→ **MATERIAL**:
--- BEGIN ---

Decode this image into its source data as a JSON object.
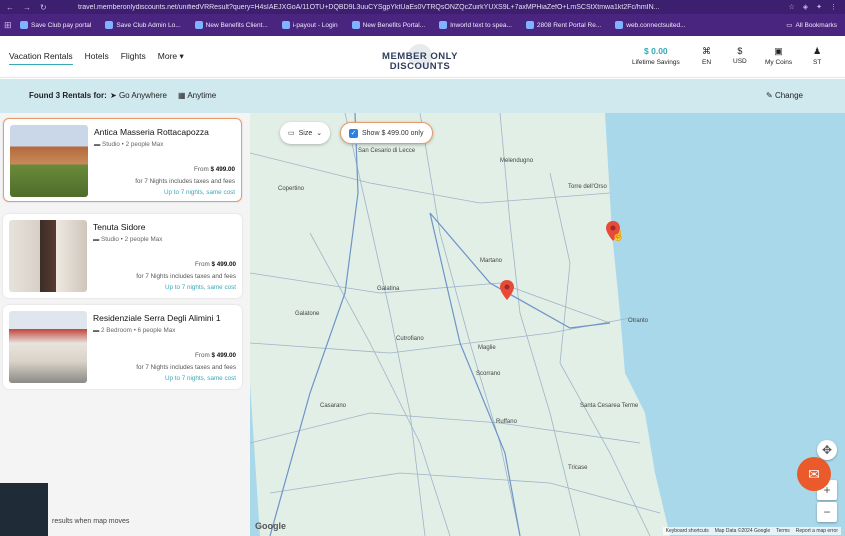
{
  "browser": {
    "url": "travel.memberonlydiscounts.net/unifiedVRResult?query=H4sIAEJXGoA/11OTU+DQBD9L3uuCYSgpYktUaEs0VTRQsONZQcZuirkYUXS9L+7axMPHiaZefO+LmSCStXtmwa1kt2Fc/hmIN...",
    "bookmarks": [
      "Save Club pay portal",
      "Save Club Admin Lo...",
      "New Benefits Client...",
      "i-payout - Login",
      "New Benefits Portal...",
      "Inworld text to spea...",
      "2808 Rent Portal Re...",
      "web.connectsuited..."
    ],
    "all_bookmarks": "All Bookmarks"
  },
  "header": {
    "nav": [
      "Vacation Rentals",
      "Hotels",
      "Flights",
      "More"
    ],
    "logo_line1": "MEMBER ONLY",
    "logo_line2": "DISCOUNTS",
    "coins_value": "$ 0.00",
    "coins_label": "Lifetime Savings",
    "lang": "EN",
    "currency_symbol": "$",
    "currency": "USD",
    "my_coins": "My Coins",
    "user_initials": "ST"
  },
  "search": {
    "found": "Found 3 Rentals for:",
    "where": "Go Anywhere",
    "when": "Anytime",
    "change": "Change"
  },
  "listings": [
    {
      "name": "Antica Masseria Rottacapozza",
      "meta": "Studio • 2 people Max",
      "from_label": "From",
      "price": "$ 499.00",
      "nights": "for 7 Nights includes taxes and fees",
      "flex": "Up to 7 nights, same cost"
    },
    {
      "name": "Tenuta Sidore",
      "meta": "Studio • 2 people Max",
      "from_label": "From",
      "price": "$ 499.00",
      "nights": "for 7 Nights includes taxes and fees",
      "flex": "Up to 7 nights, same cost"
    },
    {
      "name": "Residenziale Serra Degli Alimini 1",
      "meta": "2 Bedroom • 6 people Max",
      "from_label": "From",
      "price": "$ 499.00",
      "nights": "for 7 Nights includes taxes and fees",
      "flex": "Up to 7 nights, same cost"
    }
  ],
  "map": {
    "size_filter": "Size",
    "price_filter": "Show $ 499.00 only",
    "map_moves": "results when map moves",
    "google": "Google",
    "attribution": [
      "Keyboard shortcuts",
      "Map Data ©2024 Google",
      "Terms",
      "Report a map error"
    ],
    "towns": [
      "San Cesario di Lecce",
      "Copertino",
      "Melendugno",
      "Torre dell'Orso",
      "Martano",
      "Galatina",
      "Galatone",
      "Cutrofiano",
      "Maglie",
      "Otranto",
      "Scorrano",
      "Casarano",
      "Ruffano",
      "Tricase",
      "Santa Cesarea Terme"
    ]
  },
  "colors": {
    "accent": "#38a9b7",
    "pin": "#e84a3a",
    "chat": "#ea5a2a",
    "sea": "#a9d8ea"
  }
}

--- END ---

→ **WHAT YOU SHOULD DO**:
Without including any pictures, print each record exactly.

→ **ANSWER TO THIS PROBLEM**:
Decode this image into its source data as a JSON object.
{
  "browser": {
    "url": "travel.memberonlydiscounts.net/unifiedVRResult?query=H4sIAEJXGoA/11OTU+DQBD9L3uuCYSgpYktUaEs0VTRQsONZQcZuirkYUXS9L+7axMPHiaZefO+LmSCStXtmwa1kt2Fc/hmIN...",
    "bookmarks": [
      "Save Club pay portal",
      "Save Club Admin Lo...",
      "New Benefits Client...",
      "i-payout - Login",
      "New Benefits Portal...",
      "Inworld text to spea...",
      "2808 Rent Portal Re...",
      "web.connectsuited..."
    ],
    "all_bookmarks": "All Bookmarks"
  },
  "header": {
    "nav": [
      "Vacation Rentals",
      "Hotels",
      "Flights",
      "More"
    ],
    "logo_line1": "MEMBER ONLY",
    "logo_line2": "DISCOUNTS",
    "coins_value": "$ 0.00",
    "coins_label": "Lifetime Savings",
    "lang": "EN",
    "currency_symbol": "$",
    "currency": "USD",
    "my_coins": "My Coins",
    "user_initials": "ST"
  },
  "search": {
    "found": "Found 3 Rentals for:",
    "where": "Go Anywhere",
    "when": "Anytime",
    "change": "Change"
  },
  "listings": [
    {
      "name": "Antica Masseria Rottacapozza",
      "meta": "Studio • 2 people Max",
      "from_label": "From",
      "price": "$ 499.00",
      "nights": "for 7 Nights includes taxes and fees",
      "flex": "Up to 7 nights, same cost"
    },
    {
      "name": "Tenuta Sidore",
      "meta": "Studio • 2 people Max",
      "from_label": "From",
      "price": "$ 499.00",
      "nights": "for 7 Nights includes taxes and fees",
      "flex": "Up to 7 nights, same cost"
    },
    {
      "name": "Residenziale Serra Degli Alimini 1",
      "meta": "2 Bedroom • 6 people Max",
      "from_label": "From",
      "price": "$ 499.00",
      "nights": "for 7 Nights includes taxes and fees",
      "flex": "Up to 7 nights, same cost"
    }
  ],
  "map": {
    "size_filter": "Size",
    "price_filter": "Show $ 499.00 only",
    "map_moves": "results when map moves",
    "google": "Google",
    "attribution": [
      "Keyboard shortcuts",
      "Map Data ©2024 Google",
      "Terms",
      "Report a map error"
    ],
    "towns": [
      "San Cesario di Lecce",
      "Copertino",
      "Melendugno",
      "Torre dell'Orso",
      "Martano",
      "Galatina",
      "Galatone",
      "Cutrofiano",
      "Maglie",
      "Otranto",
      "Scorrano",
      "Casarano",
      "Ruffano",
      "Tricase",
      "Santa Cesarea Terme"
    ]
  },
  "colors": {
    "accent": "#38a9b7",
    "pin": "#e84a3a",
    "chat": "#ea5a2a",
    "sea": "#a9d8ea"
  }
}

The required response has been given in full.